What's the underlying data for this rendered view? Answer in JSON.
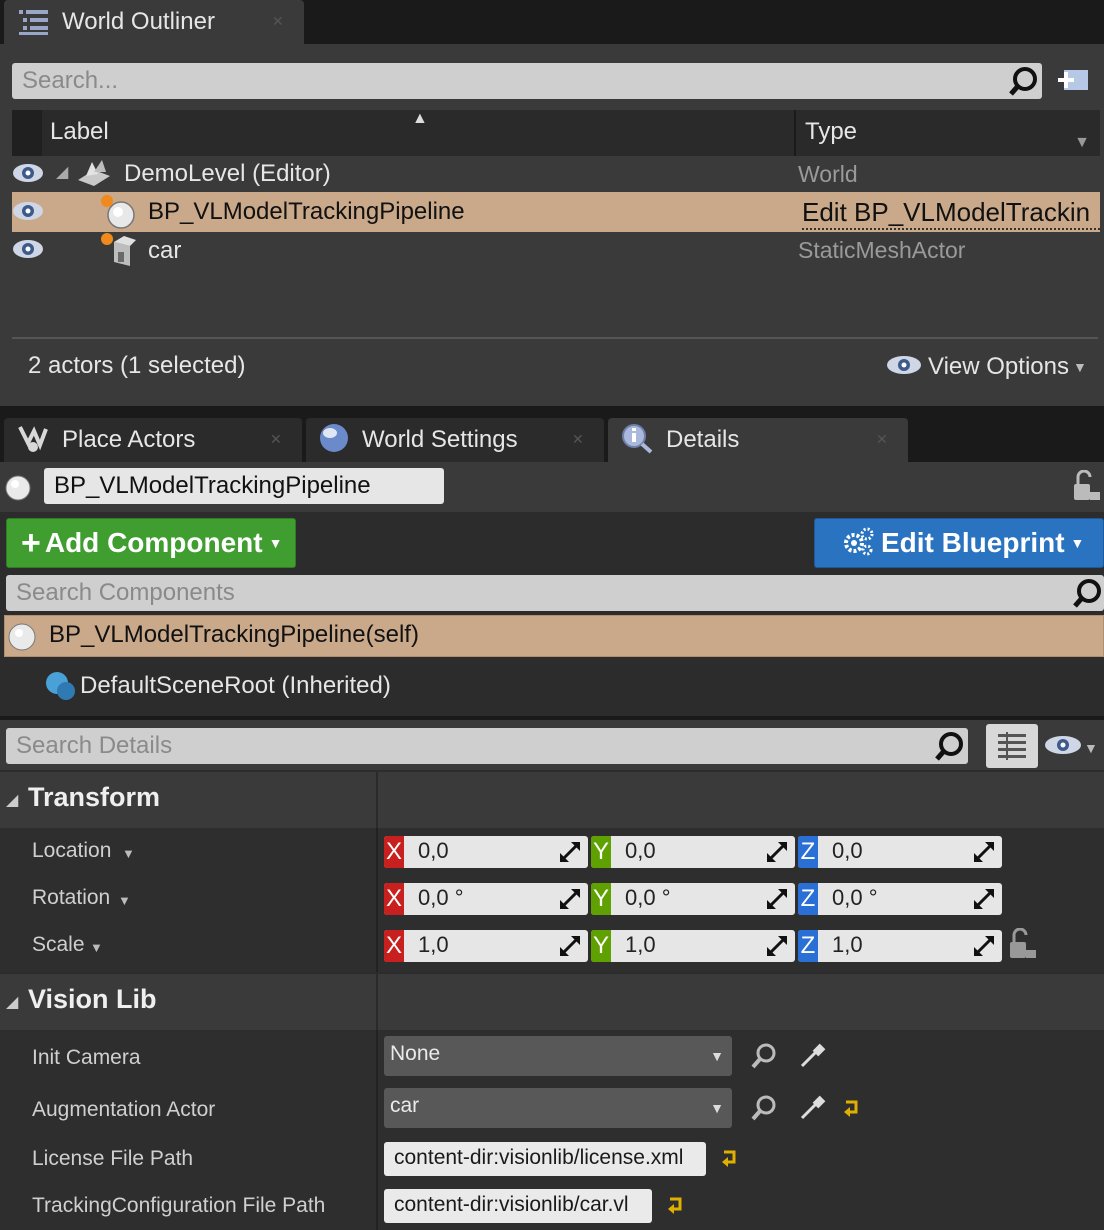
{
  "outliner": {
    "tab_title": "World Outliner",
    "search_placeholder": "Search...",
    "columns": {
      "label": "Label",
      "type": "Type"
    },
    "rows": [
      {
        "label": "DemoLevel (Editor)",
        "type": "World",
        "icon": "world-level-icon"
      },
      {
        "label": "BP_VLModelTrackingPipeline",
        "type": "Edit BP_VLModelTrackin",
        "icon": "blueprint-actor-icon",
        "selected": true
      },
      {
        "label": "car",
        "type": "StaticMeshActor",
        "icon": "static-mesh-actor-icon"
      }
    ],
    "status": "2 actors (1 selected)",
    "view_options": "View Options"
  },
  "tabs": [
    {
      "label": "Place Actors",
      "icon": "place-actors-icon"
    },
    {
      "label": "World Settings",
      "icon": "globe-icon"
    },
    {
      "label": "Details",
      "icon": "info-icon"
    }
  ],
  "details": {
    "actor_name": "BP_VLModelTrackingPipeline",
    "add_component": "Add Component",
    "edit_blueprint": "Edit Blueprint",
    "search_components": "Search Components",
    "components": [
      {
        "label": "BP_VLModelTrackingPipeline(self)",
        "selected": true
      },
      {
        "label": "DefaultSceneRoot (Inherited)"
      }
    ],
    "search_details": "Search Details",
    "transform": {
      "header": "Transform",
      "location": {
        "label": "Location",
        "x": "0,0",
        "y": "0,0",
        "z": "0,0"
      },
      "rotation": {
        "label": "Rotation",
        "x": "0,0 °",
        "y": "0,0 °",
        "z": "0,0 °"
      },
      "scale": {
        "label": "Scale",
        "x": "1,0",
        "y": "1,0",
        "z": "1,0"
      },
      "axis_x": "X",
      "axis_y": "Y",
      "axis_z": "Z"
    },
    "vision_lib": {
      "header": "Vision Lib",
      "init_camera": {
        "label": "Init Camera",
        "value": "None"
      },
      "augmentation_actor": {
        "label": "Augmentation Actor",
        "value": "car"
      },
      "license_path": {
        "label": "License File Path",
        "value": "content-dir:visionlib/license.xml"
      },
      "tracking_config": {
        "label": "TrackingConfiguration File Path",
        "value": "content-dir:visionlib/car.vl"
      }
    }
  },
  "colors": {
    "selection": "#c9a98a",
    "add_component_green": "#3f9e2f",
    "edit_blueprint_blue": "#2a73c0",
    "axis_x": "#c8201e",
    "axis_y": "#5fa100",
    "axis_z": "#2a6fd6"
  }
}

────────────────

● WORK TO BE COMPLETED: Write out each entry exactly as given, omitting any picture.

● RESPONSE TO THE EXERCISE:
What's the underlying data for this rendered view? Answer in JSON.
{
  "outliner": {
    "tab_title": "World Outliner",
    "search_placeholder": "Search...",
    "columns": {
      "label": "Label",
      "type": "Type"
    },
    "rows": [
      {
        "label": "DemoLevel (Editor)",
        "type": "World",
        "icon": "world-level-icon"
      },
      {
        "label": "BP_VLModelTrackingPipeline",
        "type": "Edit BP_VLModelTrackin",
        "icon": "blueprint-actor-icon",
        "selected": true
      },
      {
        "label": "car",
        "type": "StaticMeshActor",
        "icon": "static-mesh-actor-icon"
      }
    ],
    "status": "2 actors (1 selected)",
    "view_options": "View Options"
  },
  "tabs": [
    {
      "label": "Place Actors",
      "icon": "place-actors-icon"
    },
    {
      "label": "World Settings",
      "icon": "globe-icon"
    },
    {
      "label": "Details",
      "icon": "info-icon"
    }
  ],
  "details": {
    "actor_name": "BP_VLModelTrackingPipeline",
    "add_component": "Add Component",
    "edit_blueprint": "Edit Blueprint",
    "search_components": "Search Components",
    "components": [
      {
        "label": "BP_VLModelTrackingPipeline(self)",
        "selected": true
      },
      {
        "label": "DefaultSceneRoot (Inherited)"
      }
    ],
    "search_details": "Search Details",
    "transform": {
      "header": "Transform",
      "location": {
        "label": "Location",
        "x": "0,0",
        "y": "0,0",
        "z": "0,0"
      },
      "rotation": {
        "label": "Rotation",
        "x": "0,0 °",
        "y": "0,0 °",
        "z": "0,0 °"
      },
      "scale": {
        "label": "Scale",
        "x": "1,0",
        "y": "1,0",
        "z": "1,0"
      },
      "axis_x": "X",
      "axis_y": "Y",
      "axis_z": "Z"
    },
    "vision_lib": {
      "header": "Vision Lib",
      "init_camera": {
        "label": "Init Camera",
        "value": "None"
      },
      "augmentation_actor": {
        "label": "Augmentation Actor",
        "value": "car"
      },
      "license_path": {
        "label": "License File Path",
        "value": "content-dir:visionlib/license.xml"
      },
      "tracking_config": {
        "label": "TrackingConfiguration File Path",
        "value": "content-dir:visionlib/car.vl"
      }
    }
  },
  "colors": {
    "selection": "#c9a98a",
    "add_component_green": "#3f9e2f",
    "edit_blueprint_blue": "#2a73c0",
    "axis_x": "#c8201e",
    "axis_y": "#5fa100",
    "axis_z": "#2a6fd6"
  }
}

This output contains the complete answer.